> What to do
Return the count of lines that hold the string "Workshops", with no other words.

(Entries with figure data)
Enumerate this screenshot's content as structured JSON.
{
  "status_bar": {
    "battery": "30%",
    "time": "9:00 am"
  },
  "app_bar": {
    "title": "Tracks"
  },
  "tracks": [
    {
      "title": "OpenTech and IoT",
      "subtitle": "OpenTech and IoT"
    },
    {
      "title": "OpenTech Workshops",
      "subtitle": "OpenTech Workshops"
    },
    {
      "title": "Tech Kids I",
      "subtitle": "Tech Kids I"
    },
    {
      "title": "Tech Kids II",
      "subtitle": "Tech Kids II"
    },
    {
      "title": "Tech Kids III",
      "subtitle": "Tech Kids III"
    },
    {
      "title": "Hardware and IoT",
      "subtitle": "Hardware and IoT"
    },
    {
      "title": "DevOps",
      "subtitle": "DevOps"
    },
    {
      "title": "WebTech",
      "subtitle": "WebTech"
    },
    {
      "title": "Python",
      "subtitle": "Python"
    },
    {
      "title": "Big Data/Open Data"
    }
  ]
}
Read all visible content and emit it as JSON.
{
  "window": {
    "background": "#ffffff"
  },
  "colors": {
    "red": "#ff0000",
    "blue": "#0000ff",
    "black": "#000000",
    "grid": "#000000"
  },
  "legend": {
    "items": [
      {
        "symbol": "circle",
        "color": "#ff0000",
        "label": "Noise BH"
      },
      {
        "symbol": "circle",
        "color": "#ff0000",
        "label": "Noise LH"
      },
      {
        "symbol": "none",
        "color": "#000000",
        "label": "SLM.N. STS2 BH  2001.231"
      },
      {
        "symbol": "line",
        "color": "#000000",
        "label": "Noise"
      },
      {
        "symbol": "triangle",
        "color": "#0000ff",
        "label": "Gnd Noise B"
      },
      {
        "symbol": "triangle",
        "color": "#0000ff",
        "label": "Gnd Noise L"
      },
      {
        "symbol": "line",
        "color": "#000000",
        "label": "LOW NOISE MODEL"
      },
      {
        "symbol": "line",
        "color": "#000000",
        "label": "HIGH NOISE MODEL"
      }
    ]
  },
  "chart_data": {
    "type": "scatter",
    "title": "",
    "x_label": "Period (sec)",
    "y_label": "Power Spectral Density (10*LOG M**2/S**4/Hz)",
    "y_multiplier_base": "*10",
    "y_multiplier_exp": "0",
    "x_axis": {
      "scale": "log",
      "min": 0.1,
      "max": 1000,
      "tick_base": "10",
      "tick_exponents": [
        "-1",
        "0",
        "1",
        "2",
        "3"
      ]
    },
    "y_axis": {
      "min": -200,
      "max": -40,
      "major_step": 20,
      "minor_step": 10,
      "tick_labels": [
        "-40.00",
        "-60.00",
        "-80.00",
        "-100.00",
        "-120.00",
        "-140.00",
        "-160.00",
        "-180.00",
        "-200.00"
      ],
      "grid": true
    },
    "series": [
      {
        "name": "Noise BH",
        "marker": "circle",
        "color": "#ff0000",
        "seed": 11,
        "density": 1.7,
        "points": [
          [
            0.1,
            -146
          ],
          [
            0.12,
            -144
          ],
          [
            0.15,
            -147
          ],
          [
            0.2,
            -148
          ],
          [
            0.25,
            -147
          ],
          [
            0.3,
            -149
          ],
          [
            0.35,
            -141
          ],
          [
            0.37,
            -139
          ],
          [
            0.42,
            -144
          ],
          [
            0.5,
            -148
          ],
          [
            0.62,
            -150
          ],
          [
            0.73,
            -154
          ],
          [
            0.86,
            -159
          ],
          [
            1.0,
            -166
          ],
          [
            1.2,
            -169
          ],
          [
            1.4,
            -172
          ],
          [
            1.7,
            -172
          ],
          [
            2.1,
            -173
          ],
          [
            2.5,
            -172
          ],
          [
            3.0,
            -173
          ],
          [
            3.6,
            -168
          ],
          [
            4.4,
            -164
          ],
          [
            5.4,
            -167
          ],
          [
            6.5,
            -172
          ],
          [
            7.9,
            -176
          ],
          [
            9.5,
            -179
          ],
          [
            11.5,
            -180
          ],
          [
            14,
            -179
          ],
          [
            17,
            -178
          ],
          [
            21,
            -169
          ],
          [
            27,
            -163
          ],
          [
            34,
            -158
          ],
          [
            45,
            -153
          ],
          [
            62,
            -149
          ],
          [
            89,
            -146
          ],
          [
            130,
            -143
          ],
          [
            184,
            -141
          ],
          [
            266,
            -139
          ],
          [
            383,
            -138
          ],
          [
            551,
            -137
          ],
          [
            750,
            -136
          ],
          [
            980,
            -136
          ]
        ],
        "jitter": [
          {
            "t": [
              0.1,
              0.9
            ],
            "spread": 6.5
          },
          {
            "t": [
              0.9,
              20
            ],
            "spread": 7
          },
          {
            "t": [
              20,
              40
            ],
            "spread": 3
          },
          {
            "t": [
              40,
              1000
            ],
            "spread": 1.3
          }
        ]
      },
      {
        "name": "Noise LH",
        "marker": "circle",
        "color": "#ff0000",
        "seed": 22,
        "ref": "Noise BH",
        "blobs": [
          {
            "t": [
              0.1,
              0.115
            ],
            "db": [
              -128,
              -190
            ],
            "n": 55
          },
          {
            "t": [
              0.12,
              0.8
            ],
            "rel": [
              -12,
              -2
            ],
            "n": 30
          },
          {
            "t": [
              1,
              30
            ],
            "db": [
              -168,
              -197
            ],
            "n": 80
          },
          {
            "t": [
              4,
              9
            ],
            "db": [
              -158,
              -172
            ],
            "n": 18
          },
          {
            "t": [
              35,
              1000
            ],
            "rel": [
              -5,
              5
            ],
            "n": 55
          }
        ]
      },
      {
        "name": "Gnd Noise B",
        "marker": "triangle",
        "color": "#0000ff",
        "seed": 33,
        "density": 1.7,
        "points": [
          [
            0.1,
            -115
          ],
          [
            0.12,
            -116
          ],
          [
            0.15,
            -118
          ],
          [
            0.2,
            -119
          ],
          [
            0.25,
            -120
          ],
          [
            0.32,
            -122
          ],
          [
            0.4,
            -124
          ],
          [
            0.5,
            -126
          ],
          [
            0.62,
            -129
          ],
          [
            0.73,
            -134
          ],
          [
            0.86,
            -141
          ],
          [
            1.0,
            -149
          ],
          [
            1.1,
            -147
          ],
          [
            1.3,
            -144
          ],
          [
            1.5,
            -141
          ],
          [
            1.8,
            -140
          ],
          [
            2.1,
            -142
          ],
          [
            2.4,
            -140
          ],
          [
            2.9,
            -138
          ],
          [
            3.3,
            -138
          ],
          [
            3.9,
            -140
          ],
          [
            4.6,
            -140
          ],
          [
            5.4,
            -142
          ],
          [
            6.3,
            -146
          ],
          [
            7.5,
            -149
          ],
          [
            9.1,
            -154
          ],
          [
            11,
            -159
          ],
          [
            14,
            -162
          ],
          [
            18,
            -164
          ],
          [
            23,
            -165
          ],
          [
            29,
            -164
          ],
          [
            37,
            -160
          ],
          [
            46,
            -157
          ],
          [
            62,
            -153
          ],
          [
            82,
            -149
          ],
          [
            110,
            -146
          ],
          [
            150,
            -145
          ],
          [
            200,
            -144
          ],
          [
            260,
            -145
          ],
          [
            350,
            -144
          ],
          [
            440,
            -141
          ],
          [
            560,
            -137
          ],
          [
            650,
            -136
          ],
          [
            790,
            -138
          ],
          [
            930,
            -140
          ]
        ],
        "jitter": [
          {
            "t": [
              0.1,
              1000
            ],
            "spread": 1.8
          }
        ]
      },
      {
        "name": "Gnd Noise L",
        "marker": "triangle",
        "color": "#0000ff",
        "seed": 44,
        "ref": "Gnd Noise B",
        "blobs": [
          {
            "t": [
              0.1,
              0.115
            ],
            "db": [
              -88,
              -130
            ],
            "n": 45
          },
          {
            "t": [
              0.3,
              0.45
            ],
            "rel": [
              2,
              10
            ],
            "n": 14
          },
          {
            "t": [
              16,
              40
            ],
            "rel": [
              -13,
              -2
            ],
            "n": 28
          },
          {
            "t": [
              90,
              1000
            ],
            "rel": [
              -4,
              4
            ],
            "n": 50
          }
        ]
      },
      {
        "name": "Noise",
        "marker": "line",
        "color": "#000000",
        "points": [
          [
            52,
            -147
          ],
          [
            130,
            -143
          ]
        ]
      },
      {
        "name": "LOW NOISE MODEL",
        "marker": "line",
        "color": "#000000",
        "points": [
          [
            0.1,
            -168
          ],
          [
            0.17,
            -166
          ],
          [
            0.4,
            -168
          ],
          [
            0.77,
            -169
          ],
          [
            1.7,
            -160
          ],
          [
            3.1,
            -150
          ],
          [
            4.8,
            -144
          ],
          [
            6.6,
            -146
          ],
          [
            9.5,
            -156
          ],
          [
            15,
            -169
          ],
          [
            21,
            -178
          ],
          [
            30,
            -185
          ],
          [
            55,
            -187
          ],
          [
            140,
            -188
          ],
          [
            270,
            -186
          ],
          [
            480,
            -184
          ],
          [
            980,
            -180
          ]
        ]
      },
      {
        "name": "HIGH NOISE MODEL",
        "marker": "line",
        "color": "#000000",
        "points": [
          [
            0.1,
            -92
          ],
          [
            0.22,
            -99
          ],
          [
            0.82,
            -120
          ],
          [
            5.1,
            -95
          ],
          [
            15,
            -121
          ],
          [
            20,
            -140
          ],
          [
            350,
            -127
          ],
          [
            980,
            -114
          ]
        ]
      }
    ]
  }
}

> Solution
2